= Records to process =
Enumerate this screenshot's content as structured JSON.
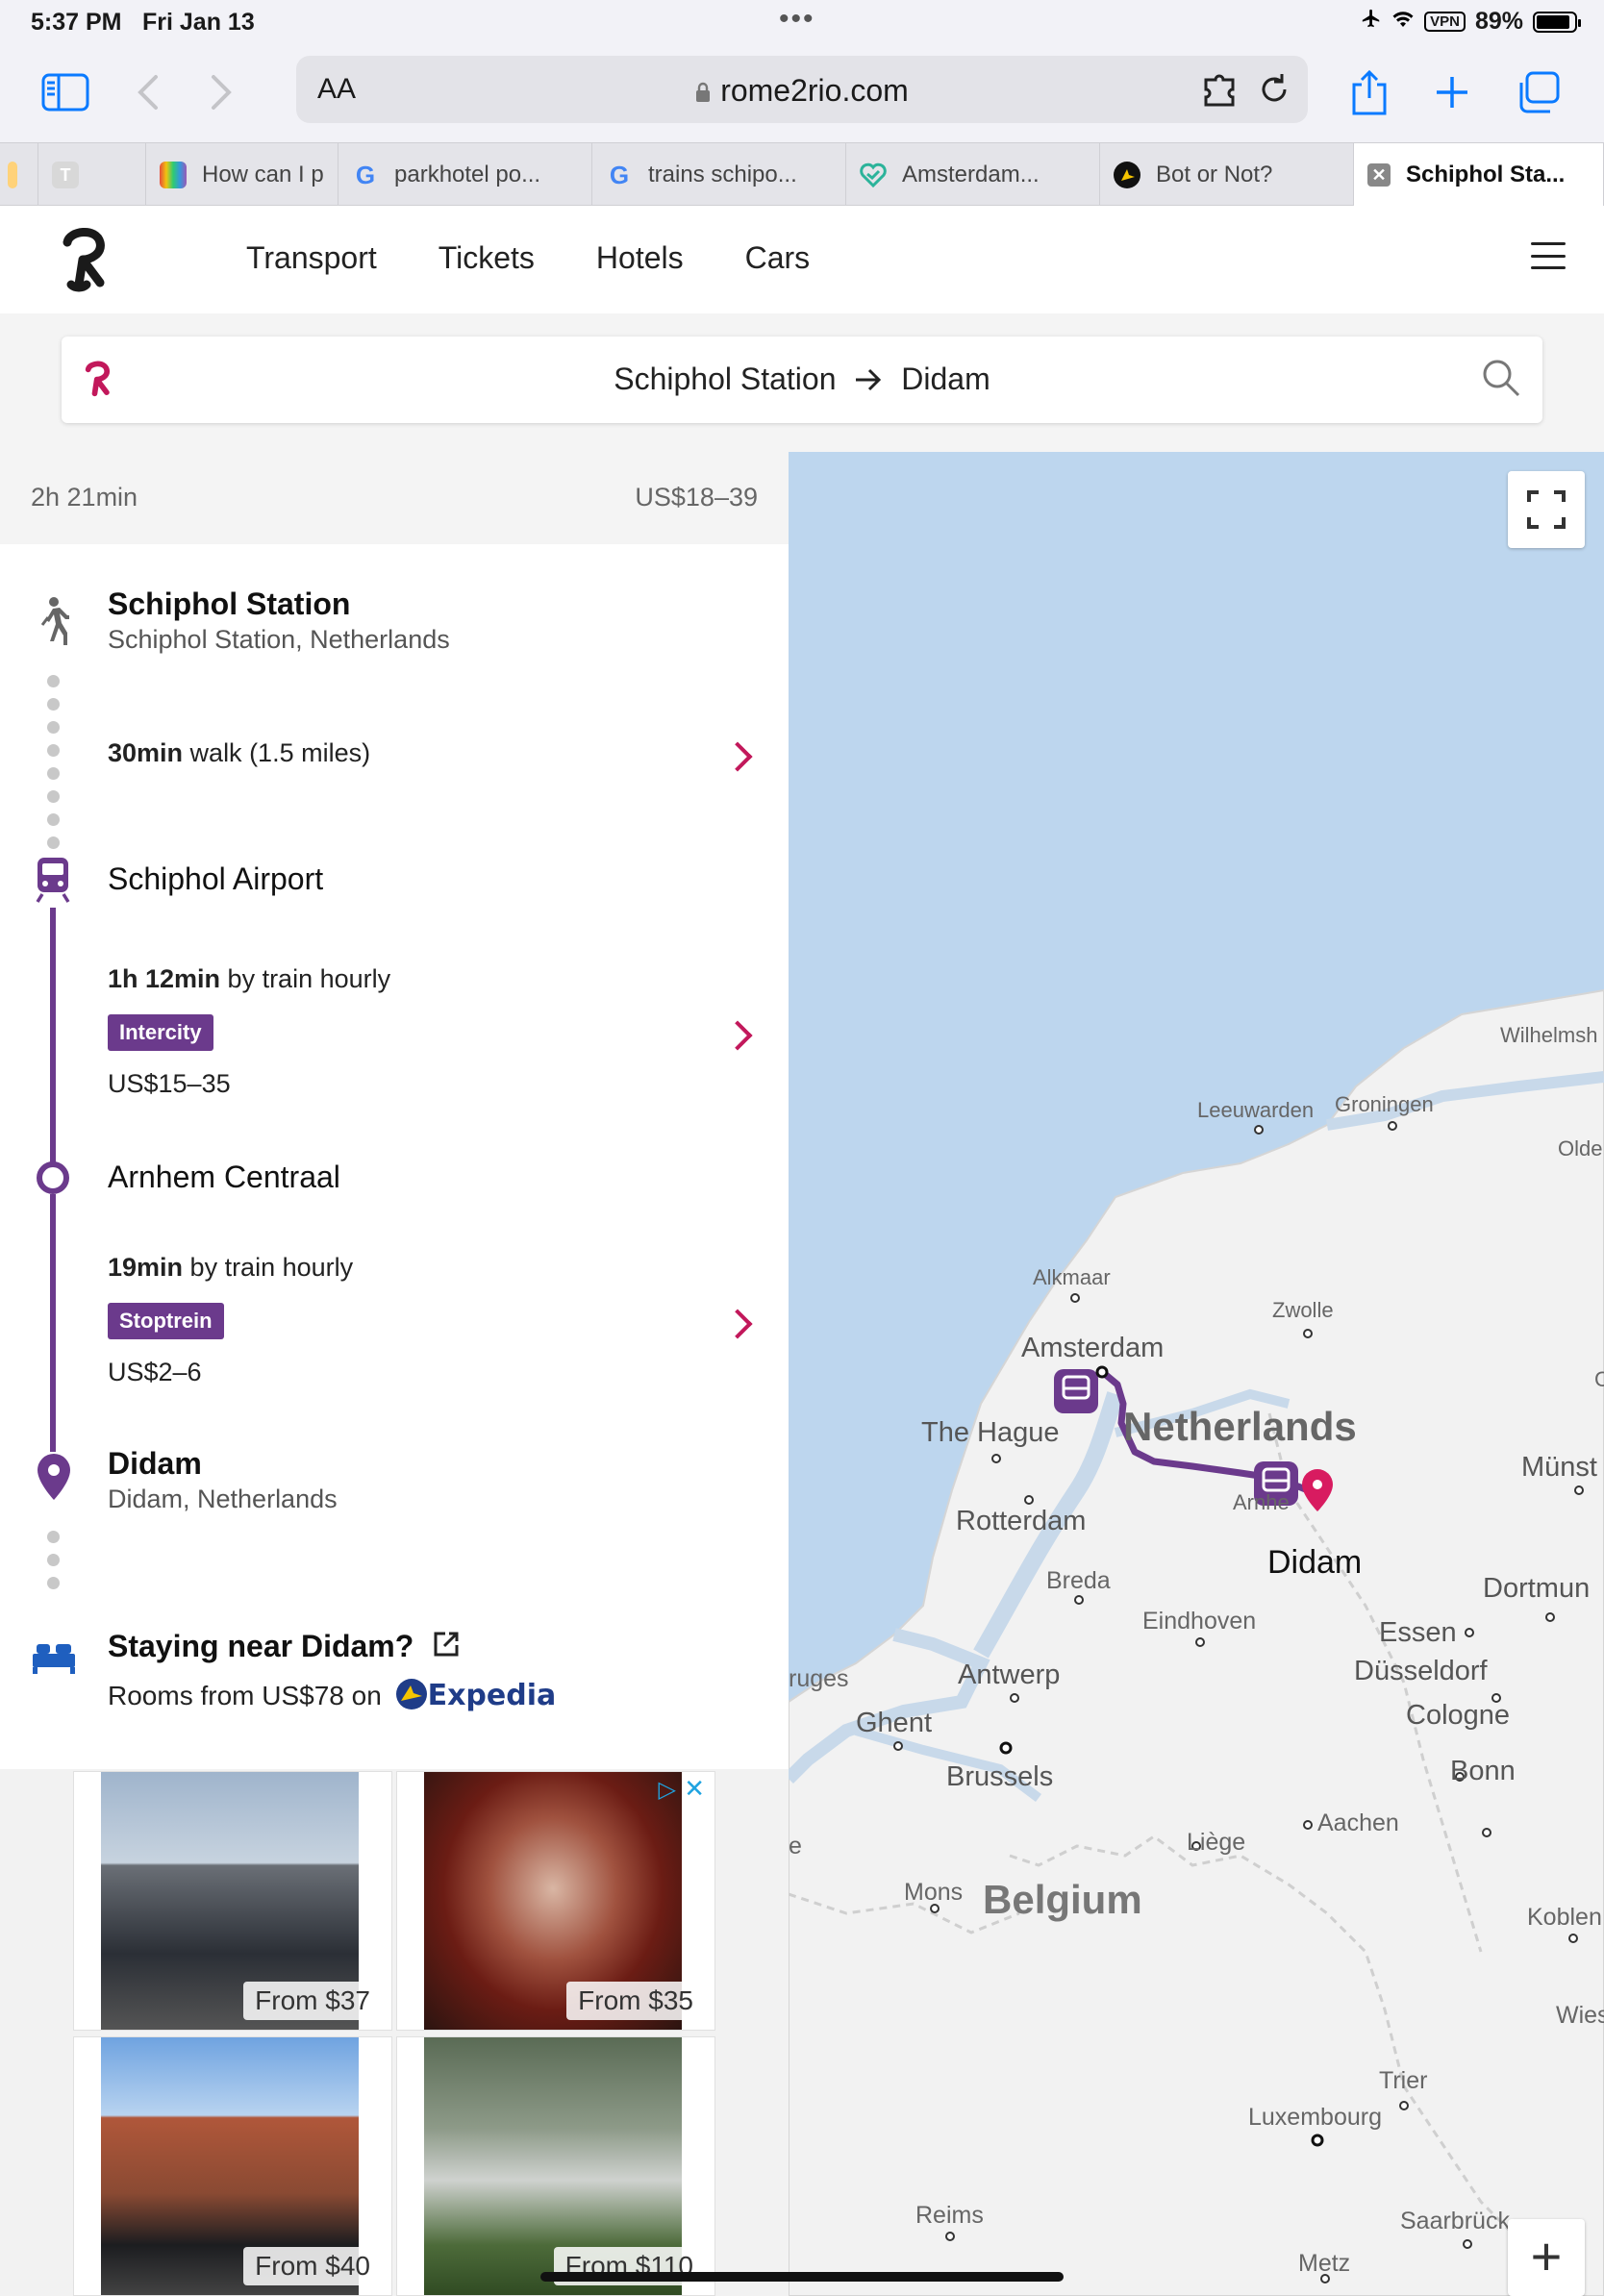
{
  "status": {
    "time": "5:37 PM",
    "date": "Fri Jan 13",
    "vpn": "VPN",
    "battery": "89%",
    "battery_level": 0.89
  },
  "browser": {
    "url_host": "rome2rio.com",
    "reader_label": "AA",
    "tabs": [
      {
        "label": "",
        "icon": "partial-tab"
      },
      {
        "label": "",
        "icon": "letter-t-tab"
      },
      {
        "label": "How can I p",
        "icon": "colorful-favicon"
      },
      {
        "label": "parkhotel po...",
        "icon": "google-icon"
      },
      {
        "label": "trains schipo...",
        "icon": "google-icon"
      },
      {
        "label": "Amsterdam...",
        "icon": "heart-check-icon"
      },
      {
        "label": "Bot or Not?",
        "icon": "plane-compass-icon"
      },
      {
        "label": "Schiphol Sta...",
        "icon": "close-tab-icon"
      }
    ]
  },
  "site": {
    "nav": [
      "Transport",
      "Tickets",
      "Hotels",
      "Cars"
    ],
    "search": {
      "from": "Schiphol Station",
      "to": "Didam"
    }
  },
  "summary": {
    "duration": "2h 21min",
    "price": "US$18–39"
  },
  "itinerary": {
    "origin": {
      "name": "Schiphol Station",
      "sub": "Schiphol Station, Netherlands"
    },
    "walk": {
      "bold": "30min",
      "text": " walk (1.5 miles)"
    },
    "stop1": {
      "name": "Schiphol Airport"
    },
    "train1": {
      "bold": "1h 12min",
      "text": " by train hourly",
      "badge": "Intercity",
      "price": "US$15–35"
    },
    "stop2": {
      "name": "Arnhem Centraal"
    },
    "train2": {
      "bold": "19min",
      "text": " by train hourly",
      "badge": "Stoptrein",
      "price": "US$2–6"
    },
    "destination": {
      "name": "Didam",
      "sub": "Didam, Netherlands"
    }
  },
  "stay": {
    "title": "Staying near Didam?",
    "sub": "Rooms from US$78 on",
    "brand": "Expedia"
  },
  "ads": [
    {
      "price": "From $37"
    },
    {
      "price": "From $35"
    },
    {
      "price": "From $40"
    },
    {
      "price": "From $110"
    }
  ],
  "map": {
    "labels": {
      "wilhelmshaven": "Wilhelmsh",
      "groningen": "Groningen",
      "leeuwarden": "Leeuwarden",
      "oldenburg": "Olde",
      "alkmaar": "Alkmaar",
      "zwolle": "Zwolle",
      "amsterdam": "Amsterdam",
      "netherlands": "Netherlands",
      "the_hague": "The Hague",
      "munster": "Münst",
      "rotterdam": "Rotterdam",
      "arnhem": "Arnhe",
      "didam": "Didam",
      "breda": "Breda",
      "dortmund": "Dortmun",
      "eindhoven": "Eindhoven",
      "essen": "Essen",
      "dusseldorf": "Düsseldorf",
      "antwerp": "Antwerp",
      "bruges": "ruges",
      "ghent": "Ghent",
      "cologne": "Cologne",
      "brussels": "Brussels",
      "bonn": "Bonn",
      "aachen": "Aachen",
      "liege": "Liège",
      "mons": "Mons",
      "belgium": "Belgium",
      "koblenz": "Koblen",
      "wiesbaden": "Wies",
      "trier": "Trier",
      "luxembourg": "Luxembourg",
      "reims": "Reims",
      "saarbrucken": "Saarbrück",
      "metz": "Metz",
      "edge_c": "C",
      "edge_e": "e"
    },
    "zoom_in": "+"
  },
  "colors": {
    "accent": "#c2185b",
    "route": "#6b3a8c",
    "link": "#0a7aff"
  }
}
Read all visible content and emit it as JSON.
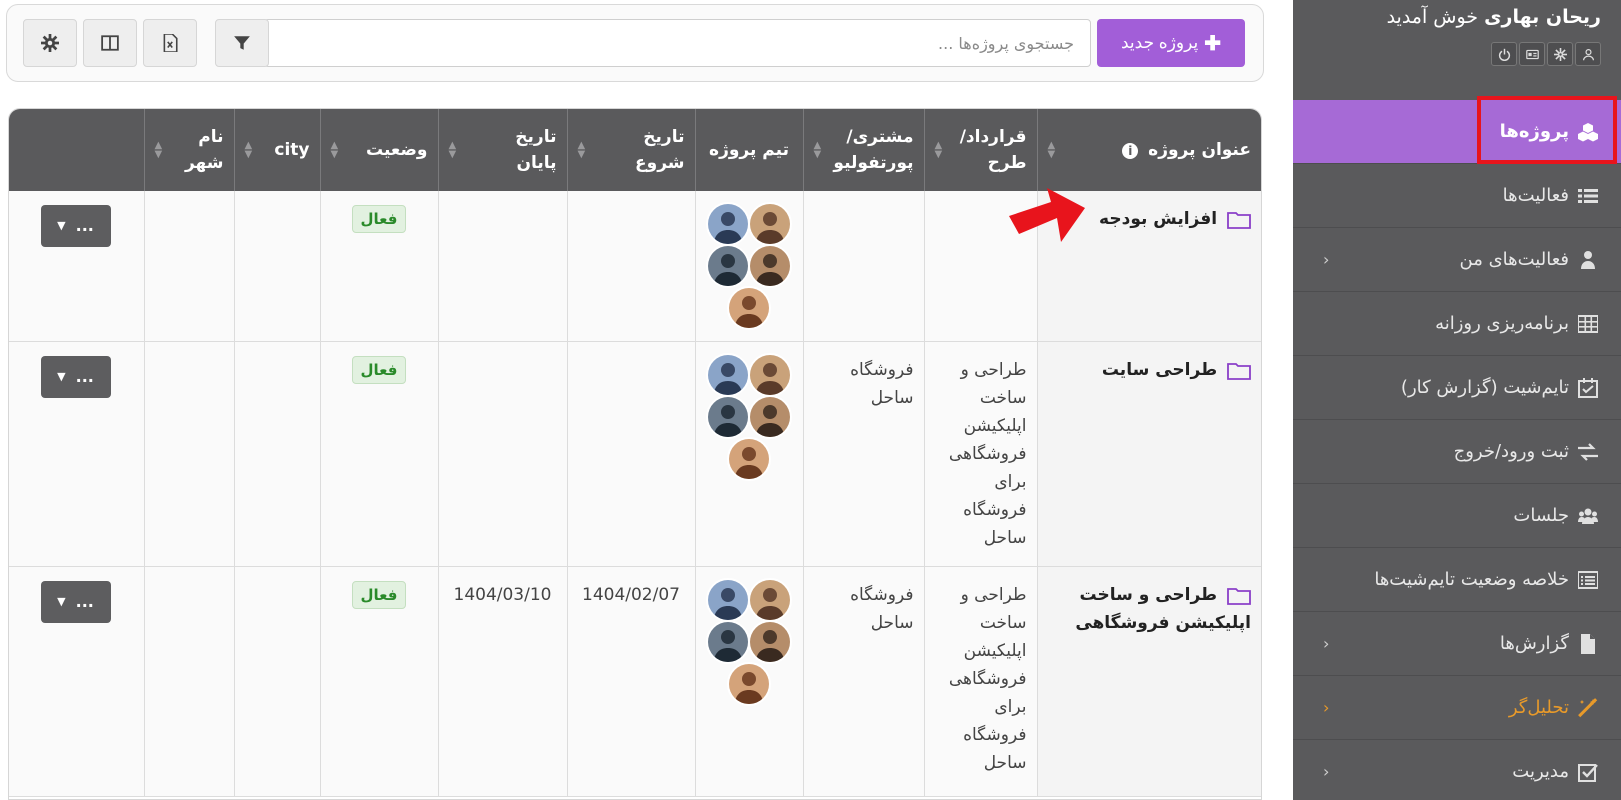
{
  "sidebar": {
    "welcome_name": "ریحان بهاری",
    "welcome_suffix": "خوش آمدید",
    "user_icons": [
      "user-icon",
      "gear-icon",
      "id-card-icon",
      "power-icon"
    ],
    "items": [
      {
        "label": "پروژه‌ها",
        "icon": "cubes-icon",
        "active": true,
        "chevron": false
      },
      {
        "label": "فعالیت‌ها",
        "icon": "list-icon",
        "active": false,
        "chevron": false
      },
      {
        "label": "فعالیت‌های من",
        "icon": "user-tasks-icon",
        "active": false,
        "chevron": true
      },
      {
        "label": "برنامه‌ریزی روزانه",
        "icon": "table-grid-icon",
        "active": false,
        "chevron": false
      },
      {
        "label": "تایم‌شیت (گزارش کار)",
        "icon": "calendar-check-icon",
        "active": false,
        "chevron": false
      },
      {
        "label": "ثبت ورود/خروج",
        "icon": "exchange-icon",
        "active": false,
        "chevron": false
      },
      {
        "label": "جلسات",
        "icon": "users-icon",
        "active": false,
        "chevron": false
      },
      {
        "label": "خلاصه وضعیت تایم‌شیت‌ها",
        "icon": "list-alt-icon",
        "active": false,
        "chevron": false
      },
      {
        "label": "گزارش‌ها",
        "icon": "file-icon",
        "active": false,
        "chevron": true
      },
      {
        "label": "تحلیل‌گر",
        "icon": "magic-wand-icon",
        "active": false,
        "chevron": true,
        "color": "#e89a2a"
      },
      {
        "label": "مدیریت",
        "icon": "check-square-icon",
        "active": false,
        "chevron": true
      }
    ],
    "chevron_glyph": "‹"
  },
  "toolbar": {
    "new_project_label": "پروژه جدید",
    "new_project_icon": "plus-icon",
    "search_placeholder": "جستجوی پروژه‌ها ...",
    "buttons": [
      "filter-icon",
      "excel-export-icon",
      "columns-icon",
      "settings-icon"
    ]
  },
  "table": {
    "headers": [
      {
        "label": "عنوان پروژه",
        "info_icon": true
      },
      {
        "label": "قرارداد/ طرح"
      },
      {
        "label": "مشتری/ پورتفولیو"
      },
      {
        "label": "تیم پروژه"
      },
      {
        "label": "تاریخ شروع"
      },
      {
        "label": "تاریخ پایان"
      },
      {
        "label": "وضعیت"
      },
      {
        "label": "city"
      },
      {
        "label": "نام شهر"
      },
      {
        "label": ""
      }
    ],
    "rows": [
      {
        "title": "افزایش بودجه",
        "contract": "",
        "client": "",
        "start": "",
        "end": "",
        "status": "فعال",
        "city": "",
        "city_name": "",
        "action": "..."
      },
      {
        "title": "طراحی سایت",
        "contract": "طراحی و ساخت اپلیکیشن فروشگاهی برای فروشگاه ساحل",
        "client": "فروشگاه ساحل",
        "start": "",
        "end": "",
        "status": "فعال",
        "city": "",
        "city_name": "",
        "action": "..."
      },
      {
        "title": "طراحی و ساخت اپلیکیشن فروشگاهی",
        "contract": "طراحی و ساخت اپلیکیشن فروشگاهی برای فروشگاه ساحل",
        "client": "فروشگاه ساحل",
        "start": "1404/02/07",
        "end": "1404/03/10",
        "status": "فعال",
        "city": "",
        "city_name": "",
        "action": "..."
      }
    ]
  },
  "colors": {
    "sidebar_bg": "#5a5a5c",
    "active_item": "#a66ad6",
    "primary_button": "#a25ed8",
    "header_bg": "#5a5a5c",
    "status_green": "#2a8a2a",
    "highlight_red": "#e8141c",
    "analyzer_orange": "#e89a2a"
  }
}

= The problem =
Repeat each entry exactly as given; no pictures belong in the copy.

= Answer to the exercise =
Enumerate this screenshot's content as structured JSON.
{
  "status": {
    "time": "5:37 PM",
    "date": "Fri Jan 13",
    "vpn": "VPN",
    "battery": "89%",
    "battery_level": 0.89
  },
  "browser": {
    "url_host": "rome2rio.com",
    "reader_label": "AA",
    "tabs": [
      {
        "label": "",
        "icon": "partial-tab"
      },
      {
        "label": "",
        "icon": "letter-t-tab"
      },
      {
        "label": "How can I p",
        "icon": "colorful-favicon"
      },
      {
        "label": "parkhotel po...",
        "icon": "google-icon"
      },
      {
        "label": "trains schipo...",
        "icon": "google-icon"
      },
      {
        "label": "Amsterdam...",
        "icon": "heart-check-icon"
      },
      {
        "label": "Bot or Not?",
        "icon": "plane-compass-icon"
      },
      {
        "label": "Schiphol Sta...",
        "icon": "close-tab-icon"
      }
    ]
  },
  "site": {
    "nav": [
      "Transport",
      "Tickets",
      "Hotels",
      "Cars"
    ],
    "search": {
      "from": "Schiphol Station",
      "to": "Didam"
    }
  },
  "summary": {
    "duration": "2h 21min",
    "price": "US$18–39"
  },
  "itinerary": {
    "origin": {
      "name": "Schiphol Station",
      "sub": "Schiphol Station, Netherlands"
    },
    "walk": {
      "bold": "30min",
      "text": " walk (1.5 miles)"
    },
    "stop1": {
      "name": "Schiphol Airport"
    },
    "train1": {
      "bold": "1h 12min",
      "text": " by train hourly",
      "badge": "Intercity",
      "price": "US$15–35"
    },
    "stop2": {
      "name": "Arnhem Centraal"
    },
    "train2": {
      "bold": "19min",
      "text": " by train hourly",
      "badge": "Stoptrein",
      "price": "US$2–6"
    },
    "destination": {
      "name": "Didam",
      "sub": "Didam, Netherlands"
    }
  },
  "stay": {
    "title": "Staying near Didam?",
    "sub": "Rooms from US$78 on",
    "brand": "Expedia"
  },
  "ads": [
    {
      "price": "From $37"
    },
    {
      "price": "From $35"
    },
    {
      "price": "From $40"
    },
    {
      "price": "From $110"
    }
  ],
  "map": {
    "labels": {
      "wilhelmshaven": "Wilhelmsh",
      "groningen": "Groningen",
      "leeuwarden": "Leeuwarden",
      "oldenburg": "Olde",
      "alkmaar": "Alkmaar",
      "zwolle": "Zwolle",
      "amsterdam": "Amsterdam",
      "netherlands": "Netherlands",
      "the_hague": "The Hague",
      "munster": "Münst",
      "rotterdam": "Rotterdam",
      "arnhem": "Arnhe",
      "didam": "Didam",
      "breda": "Breda",
      "dortmund": "Dortmun",
      "eindhoven": "Eindhoven",
      "essen": "Essen",
      "dusseldorf": "Düsseldorf",
      "antwerp": "Antwerp",
      "bruges": "ruges",
      "ghent": "Ghent",
      "cologne": "Cologne",
      "brussels": "Brussels",
      "bonn": "Bonn",
      "aachen": "Aachen",
      "liege": "Liège",
      "mons": "Mons",
      "belgium": "Belgium",
      "koblenz": "Koblen",
      "wiesbaden": "Wies",
      "trier": "Trier",
      "luxembourg": "Luxembourg",
      "reims": "Reims",
      "saarbrucken": "Saarbrück",
      "metz": "Metz",
      "edge_c": "C",
      "edge_e": "e"
    },
    "zoom_in": "+"
  },
  "colors": {
    "accent": "#c2185b",
    "route": "#6b3a8c",
    "link": "#0a7aff"
  }
}
Read all visible content and emit it as JSON.
{
  "sidebar": {
    "welcome_name": "ریحان بهاری",
    "welcome_suffix": "خوش آمدید",
    "user_icons": [
      "user-icon",
      "gear-icon",
      "id-card-icon",
      "power-icon"
    ],
    "items": [
      {
        "label": "پروژه‌ها",
        "icon": "cubes-icon",
        "active": true,
        "chevron": false
      },
      {
        "label": "فعالیت‌ها",
        "icon": "list-icon",
        "active": false,
        "chevron": false
      },
      {
        "label": "فعالیت‌های من",
        "icon": "user-tasks-icon",
        "active": false,
        "chevron": true
      },
      {
        "label": "برنامه‌ریزی روزانه",
        "icon": "table-grid-icon",
        "active": false,
        "chevron": false
      },
      {
        "label": "تایم‌شیت (گزارش کار)",
        "icon": "calendar-check-icon",
        "active": false,
        "chevron": false
      },
      {
        "label": "ثبت ورود/خروج",
        "icon": "exchange-icon",
        "active": false,
        "chevron": false
      },
      {
        "label": "جلسات",
        "icon": "users-icon",
        "active": false,
        "chevron": false
      },
      {
        "label": "خلاصه وضعیت تایم‌شیت‌ها",
        "icon": "list-alt-icon",
        "active": false,
        "chevron": false
      },
      {
        "label": "گزارش‌ها",
        "icon": "file-icon",
        "active": false,
        "chevron": true
      },
      {
        "label": "تحلیل‌گر",
        "icon": "magic-wand-icon",
        "active": false,
        "chevron": true,
        "color": "#e89a2a"
      },
      {
        "label": "مدیریت",
        "icon": "check-square-icon",
        "active": false,
        "chevron": true
      }
    ],
    "chevron_glyph": "‹"
  },
  "toolbar": {
    "new_project_label": "پروژه جدید",
    "new_project_icon": "plus-icon",
    "search_placeholder": "جستجوی پروژه‌ها ...",
    "buttons": [
      "filter-icon",
      "excel-export-icon",
      "columns-icon",
      "settings-icon"
    ]
  },
  "table": {
    "headers": [
      {
        "label": "عنوان پروژه",
        "info_icon": true
      },
      {
        "label": "قرارداد/ طرح"
      },
      {
        "label": "مشتری/ پورتفولیو"
      },
      {
        "label": "تیم پروژه"
      },
      {
        "label": "تاریخ شروع"
      },
      {
        "label": "تاریخ پایان"
      },
      {
        "label": "وضعیت"
      },
      {
        "label": "city"
      },
      {
        "label": "نام شهر"
      },
      {
        "label": ""
      }
    ],
    "rows": [
      {
        "title": "افزایش بودجه",
        "contract": "",
        "client": "",
        "start": "",
        "end": "",
        "status": "فعال",
        "city": "",
        "city_name": "",
        "action": "..."
      },
      {
        "title": "طراحی سایت",
        "contract": "طراحی و ساخت اپلیکیشن فروشگاهی برای فروشگاه ساحل",
        "client": "فروشگاه ساحل",
        "start": "",
        "end": "",
        "status": "فعال",
        "city": "",
        "city_name": "",
        "action": "..."
      },
      {
        "title": "طراحی و ساخت اپلیکیشن فروشگاهی",
        "contract": "طراحی و ساخت اپلیکیشن فروشگاهی برای فروشگاه ساحل",
        "client": "فروشگاه ساحل",
        "start": "1404/02/07",
        "end": "1404/03/10",
        "status": "فعال",
        "city": "",
        "city_name": "",
        "action": "..."
      }
    ]
  },
  "colors": {
    "sidebar_bg": "#5a5a5c",
    "active_item": "#a66ad6",
    "primary_button": "#a25ed8",
    "header_bg": "#5a5a5c",
    "status_green": "#2a8a2a",
    "highlight_red": "#e8141c",
    "analyzer_orange": "#e89a2a"
  }
}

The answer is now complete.